* Passage to read:
+===+
The effect of QHF on the proliferation of cells within 24 h of exposure to QHF1-QHF3 was limited, with an inhibition rate of 14–22%; therefore, the following three concentrations were selected for subsequent experiments into cell invasion and metastasis.

An inverted microscope was used to observe the difference in the scratch cell areas of HepG2 cells within 24 h of QHF treatment. The results showed that the scratch damage zones of the QHF intervention groups were significantly reduced compared with those of the control group. In the QHF groups, it was difficult to detect cells migrating to the scratch area; by contrast, the scratch damage area of the control group was infiltrated with migrated liver cancer cells. These data suggest that QHF is able to inhibit HepG2 cell migration (Fig. 1).

The cell migration assay results showed that the number of HepG2 cells passing through the membrane filter in the QHF intervention group was significantly reduced compared with that in the control group (P<0.05 or P<0.01), and the migration inhibition rate increased with concentration. It was therefore concluded that QHF exerted a marked concentration-dependent inhibitory effect on the ability of HepG2 cells to migrate. Compared with the control group, the number of cells migrating was significantly different in the groups exposed to various concentrations of QHF (P<0.05) (Fig. 2).
+===+
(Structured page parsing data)
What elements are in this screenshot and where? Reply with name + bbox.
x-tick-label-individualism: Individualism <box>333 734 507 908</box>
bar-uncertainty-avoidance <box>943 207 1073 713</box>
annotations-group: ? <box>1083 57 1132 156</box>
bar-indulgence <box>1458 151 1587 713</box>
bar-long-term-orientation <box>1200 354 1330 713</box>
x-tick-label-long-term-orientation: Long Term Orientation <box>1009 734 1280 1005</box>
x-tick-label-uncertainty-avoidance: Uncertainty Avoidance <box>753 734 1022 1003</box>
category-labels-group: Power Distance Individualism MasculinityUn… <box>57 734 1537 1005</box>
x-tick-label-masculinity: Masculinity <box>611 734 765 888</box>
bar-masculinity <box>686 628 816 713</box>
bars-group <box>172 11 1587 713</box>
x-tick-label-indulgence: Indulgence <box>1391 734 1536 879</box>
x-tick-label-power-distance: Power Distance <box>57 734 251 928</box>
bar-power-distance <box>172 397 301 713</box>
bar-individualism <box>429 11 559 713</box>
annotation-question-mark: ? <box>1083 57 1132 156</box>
+===+
Resume the passage on QHF and HepG2 cell migration, continuing it from the point where it stops.

* Result:
The cell invasion assay results were consistent with the migration assay results. Compared with the control group, QHF significantly reduced the number of HepG2 cells migrating through the membrane filter (P<0.05 or P<0.01), and the invasive inhibition rate increased with the increase in QHF concentration. Thus, QHF exhibited marked inhibitory activity against the invasive ability of HepG2 cells in a concentration-dependent manner. A statistically significant difference was detected in cell number between the various QHF concentrations (QHF1-3: 20, 40 and 80 µg/ml) (P<0.05) (Fig. 3).

Using western blot analysis, it was demonstrated that, at 24 h after intervention, the expression levels of p-ERK were decreased significantly in the HepG2 cells treated with QHF compared with those in the control group cells, in a concentration-dependent manner (P<0.05); however, differences in the expression of ERK protein between the different experimental groups were not always detected. Overall the results suggest that QHF inhibits the ERK signaling pathway (Fig. 4).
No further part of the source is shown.